-- Start Data provided --

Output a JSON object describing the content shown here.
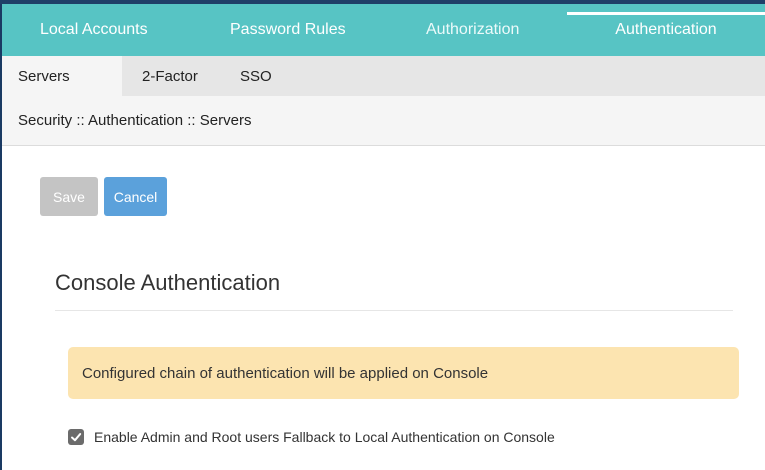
{
  "main_tabs": [
    {
      "label": "Local Accounts",
      "active": false
    },
    {
      "label": "Password Rules",
      "active": false
    },
    {
      "label": "Authorization",
      "active": false
    },
    {
      "label": "Authentication",
      "active": true
    }
  ],
  "sub_tabs": [
    {
      "label": "Servers",
      "active": true
    },
    {
      "label": "2-Factor",
      "active": false
    },
    {
      "label": "SSO",
      "active": false
    }
  ],
  "breadcrumb": "Security :: Authentication :: Servers",
  "actions": {
    "save_label": "Save",
    "cancel_label": "Cancel"
  },
  "section": {
    "title": "Console Authentication"
  },
  "alert": {
    "text": "Configured chain of authentication will be applied on Console"
  },
  "fallback_option": {
    "label": "Enable Admin and Root users Fallback to Local Authentication on Console",
    "checked": true
  },
  "colors": {
    "tab_bar": "#57c4c4",
    "subtab_bar": "#e6e6e6",
    "cancel_button": "#5ba1db",
    "save_button_disabled": "#c4c4c4",
    "alert_background": "#fce4b0",
    "checkbox": "#6b6b6b"
  },
  "icons": {
    "checkbox": "checkmark-icon"
  }
}
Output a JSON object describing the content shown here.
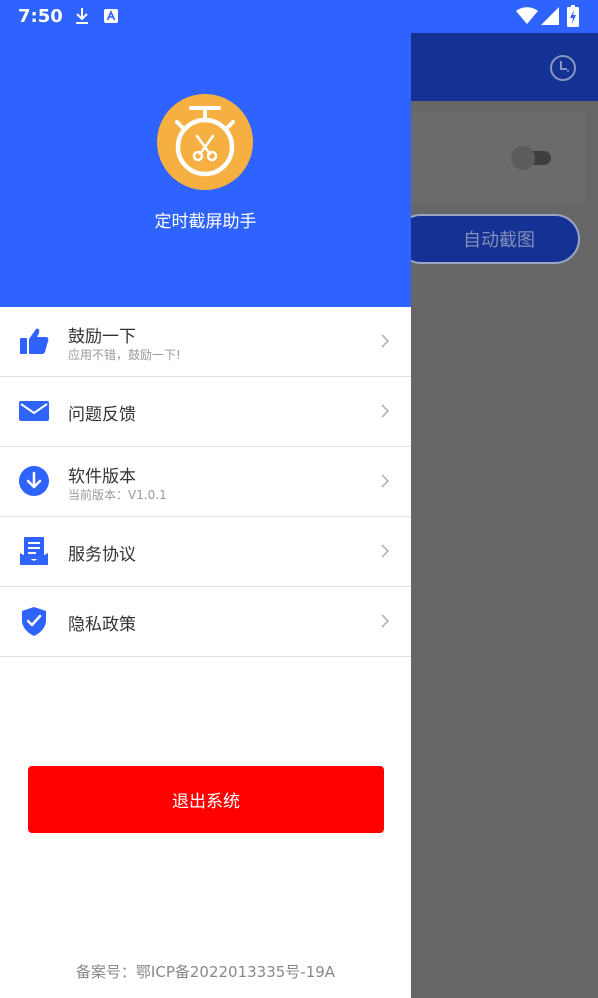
{
  "status_bar": {
    "time": "7:50",
    "icons": [
      "download-icon",
      "a-notification-icon",
      "wifi-icon",
      "signal-icon",
      "battery-charging-icon"
    ]
  },
  "drawer": {
    "app_name": "定时截屏助手",
    "logo_icon": "stopwatch-scissors-icon",
    "menu": [
      {
        "icon": "thumbs-up-icon",
        "title": "鼓励一下",
        "subtitle": "应用不错，鼓励一下!"
      },
      {
        "icon": "mail-icon",
        "title": "问题反馈",
        "subtitle": ""
      },
      {
        "icon": "download-circle-icon",
        "title": "软件版本",
        "subtitle": "当前版本：V1.0.1"
      },
      {
        "icon": "agreement-icon",
        "title": "服务协议",
        "subtitle": ""
      },
      {
        "icon": "shield-check-icon",
        "title": "隐私政策",
        "subtitle": ""
      }
    ],
    "logout_label": "退出系统",
    "icp_text": "备案号：鄂ICP备2022013335号-19A"
  },
  "background_app": {
    "auto_capture_label": "自动截图",
    "history_icon": "clock-icon"
  },
  "colors": {
    "primary": "#2f63ff",
    "logo": "#f6b042",
    "logout": "#ff0000",
    "scrim": "#666666",
    "dim_primary": "#143194"
  }
}
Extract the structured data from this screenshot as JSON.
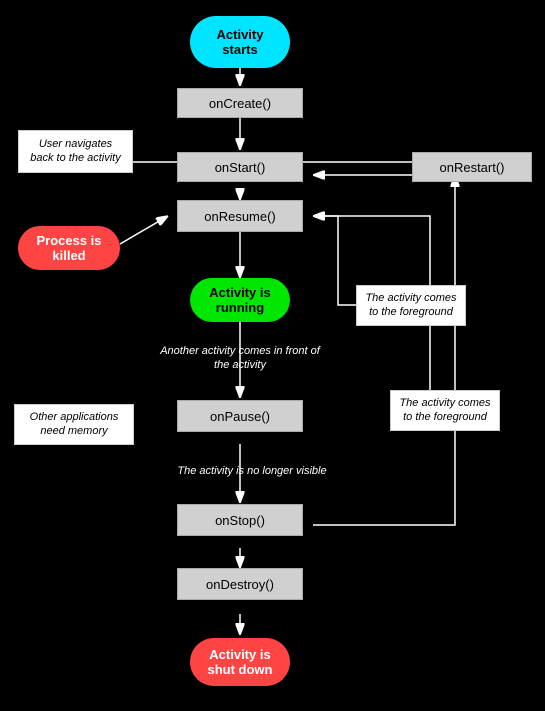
{
  "nodes": {
    "activity_starts": "Activity\nstarts",
    "onCreate": "onCreate()",
    "onStart": "onStart()",
    "onRestart": "onRestart()",
    "onResume": "onResume()",
    "activity_running": "Activity is\nrunning",
    "onPause": "onPause()",
    "onStop": "onStop()",
    "onDestroy": "onDestroy()",
    "activity_shutdown": "Activity is\nshut down"
  },
  "labels": {
    "user_navigates": "User navigates\nback to the\nactivity",
    "process_killed": "Process is\nkilled",
    "another_activity": "Another activity comes\nin front of the activity",
    "other_applications": "Other applications\nneed memory",
    "no_longer_visible": "The activity is no longer visible",
    "comes_foreground1": "The activity\ncomes to the\nforeground",
    "comes_foreground2": "The activity\ncomes to the\nforeground"
  }
}
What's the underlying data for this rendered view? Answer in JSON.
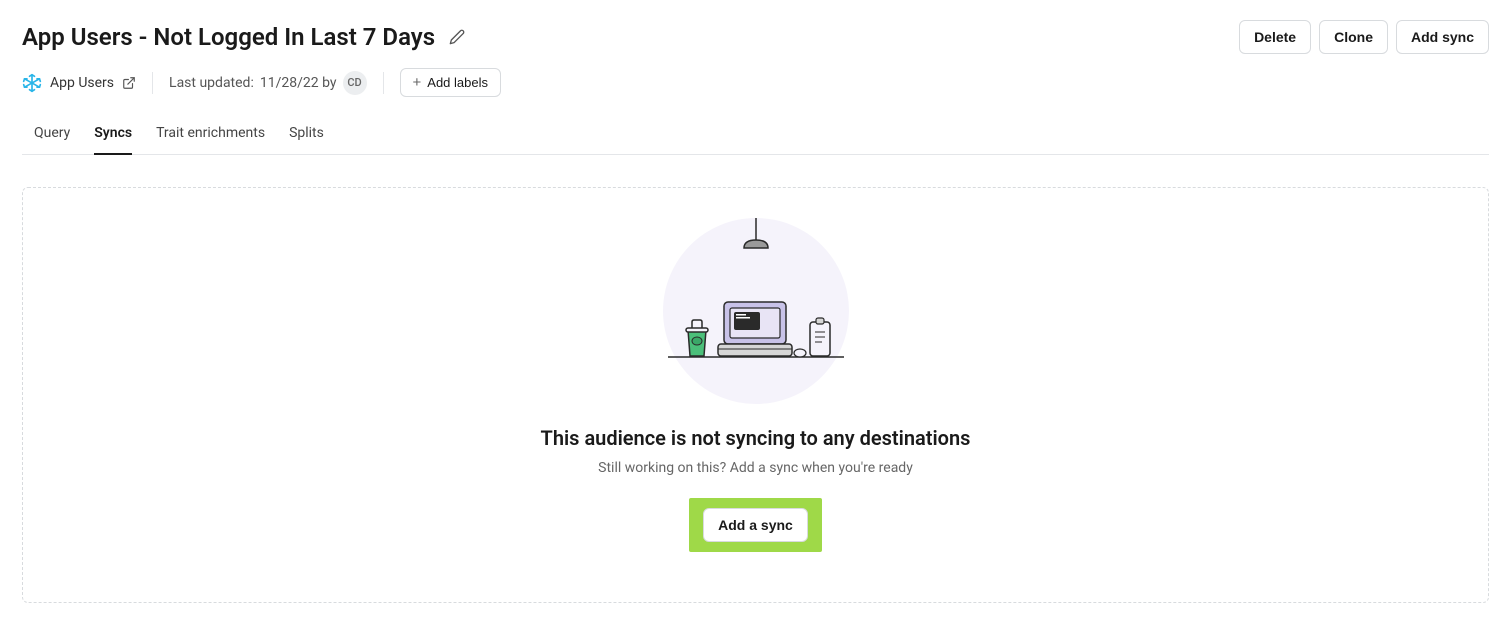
{
  "header": {
    "title": "App Users - Not Logged In Last 7 Days",
    "actions": {
      "delete": "Delete",
      "clone": "Clone",
      "add_sync": "Add sync"
    }
  },
  "meta": {
    "parent_name": "App Users",
    "last_updated_prefix": "Last updated:",
    "last_updated_value": "11/28/22 by",
    "avatar_initials": "CD",
    "add_labels": "Add labels"
  },
  "tabs": [
    {
      "label": "Query",
      "active": false
    },
    {
      "label": "Syncs",
      "active": true
    },
    {
      "label": "Trait enrichments",
      "active": false
    },
    {
      "label": "Splits",
      "active": false
    }
  ],
  "empty_state": {
    "title": "This audience is not syncing to any destinations",
    "subtitle": "Still working on this? Add a sync when you're ready",
    "cta": "Add a sync"
  },
  "icons": {
    "edit": "edit-icon",
    "snowflake": "snowflake-icon",
    "external": "external-link-icon",
    "plus": "plus-icon"
  }
}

-- End Data provided --

Identify the lines of the data that contain the word "download". Copy each of them.

Exercise response:
      "download-icon",
        "icon": "download-circle-icon",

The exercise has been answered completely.